(GIVEN RECORDS):
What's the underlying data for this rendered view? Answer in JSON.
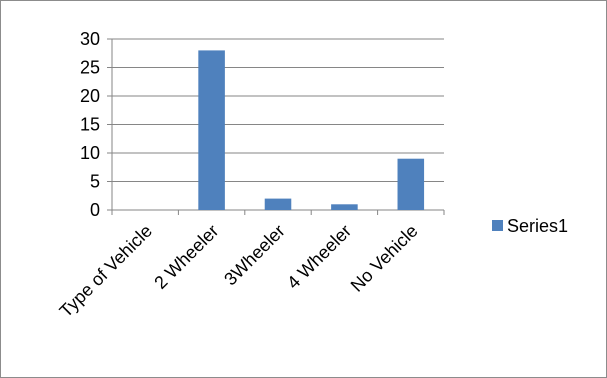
{
  "chart_data": {
    "type": "bar",
    "categories": [
      "Type of Vehicle",
      "2 Wheeler",
      "3Wheeler",
      "4 Wheeler",
      "No Vehicle"
    ],
    "series": [
      {
        "name": "Series1",
        "values": [
          0,
          28,
          2,
          1,
          9
        ],
        "color": "#4f81bd"
      }
    ],
    "yticks": [
      "0",
      "5",
      "10",
      "15",
      "20",
      "25",
      "30"
    ],
    "ylim": [
      0,
      30
    ],
    "grid": true,
    "legend": "right",
    "title": "",
    "xlabel": "",
    "ylabel": ""
  }
}
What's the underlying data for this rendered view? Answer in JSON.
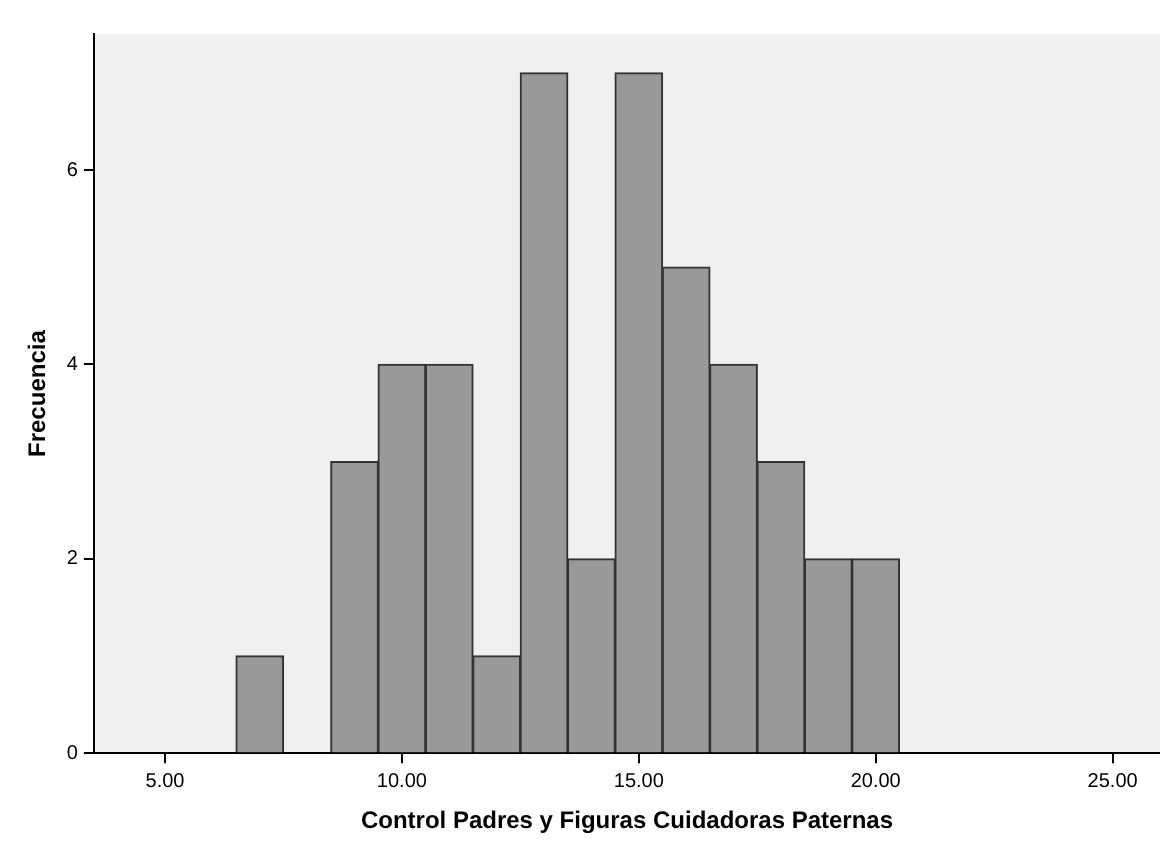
{
  "chart_data": {
    "type": "histogram",
    "xlabel": "Control Padres y Figuras Cuidadoras Paternas",
    "ylabel": "Frecuencia",
    "bins": [
      6.5,
      7.5,
      8.5,
      9.5,
      10.5,
      11.5,
      12.5,
      13.5,
      14.5,
      15.5,
      16.5,
      17.5,
      18.5,
      19.5,
      20.5
    ],
    "values": [
      1,
      0,
      3,
      4,
      4,
      1,
      7,
      2,
      7,
      5,
      4,
      3,
      2,
      2
    ],
    "color": "#999999",
    "xlim": [
      3.5,
      26
    ],
    "xticks": [
      {
        "value": 5,
        "label": "5.00"
      },
      {
        "value": 10,
        "label": "10.00"
      },
      {
        "value": 15,
        "label": "15.00"
      },
      {
        "value": 20,
        "label": "20.00"
      },
      {
        "value": 25,
        "label": "25.00"
      }
    ],
    "ylim": [
      0,
      7.4
    ],
    "yticks": [
      0,
      2,
      4,
      6
    ],
    "grid": false,
    "legend": false
  }
}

(AIM OF THE TASK): Restate the entire listing word for word, excluding pictures.

(FINISHED EXERCISE):
What's the underlying data for this rendered view? Answer in JSON.
{
  "chart_data": {
    "type": "bar",
    "categories": [
      "Type of Vehicle",
      "2 Wheeler",
      "3Wheeler",
      "4 Wheeler",
      "No Vehicle"
    ],
    "series": [
      {
        "name": "Series1",
        "values": [
          0,
          28,
          2,
          1,
          9
        ],
        "color": "#4f81bd"
      }
    ],
    "yticks": [
      "0",
      "5",
      "10",
      "15",
      "20",
      "25",
      "30"
    ],
    "ylim": [
      0,
      30
    ],
    "grid": true,
    "legend": "right",
    "title": "",
    "xlabel": "",
    "ylabel": ""
  }
}
What's the underlying data for this rendered view? Answer in JSON.
{
  "chart_data": {
    "type": "histogram",
    "xlabel": "Control Padres y Figuras Cuidadoras Paternas",
    "ylabel": "Frecuencia",
    "bins": [
      6.5,
      7.5,
      8.5,
      9.5,
      10.5,
      11.5,
      12.5,
      13.5,
      14.5,
      15.5,
      16.5,
      17.5,
      18.5,
      19.5,
      20.5
    ],
    "values": [
      1,
      0,
      3,
      4,
      4,
      1,
      7,
      2,
      7,
      5,
      4,
      3,
      2,
      2
    ],
    "color": "#999999",
    "xlim": [
      3.5,
      26
    ],
    "xticks": [
      {
        "value": 5,
        "label": "5.00"
      },
      {
        "value": 10,
        "label": "10.00"
      },
      {
        "value": 15,
        "label": "15.00"
      },
      {
        "value": 20,
        "label": "20.00"
      },
      {
        "value": 25,
        "label": "25.00"
      }
    ],
    "ylim": [
      0,
      7.4
    ],
    "yticks": [
      0,
      2,
      4,
      6
    ],
    "grid": false,
    "legend": false
  }
}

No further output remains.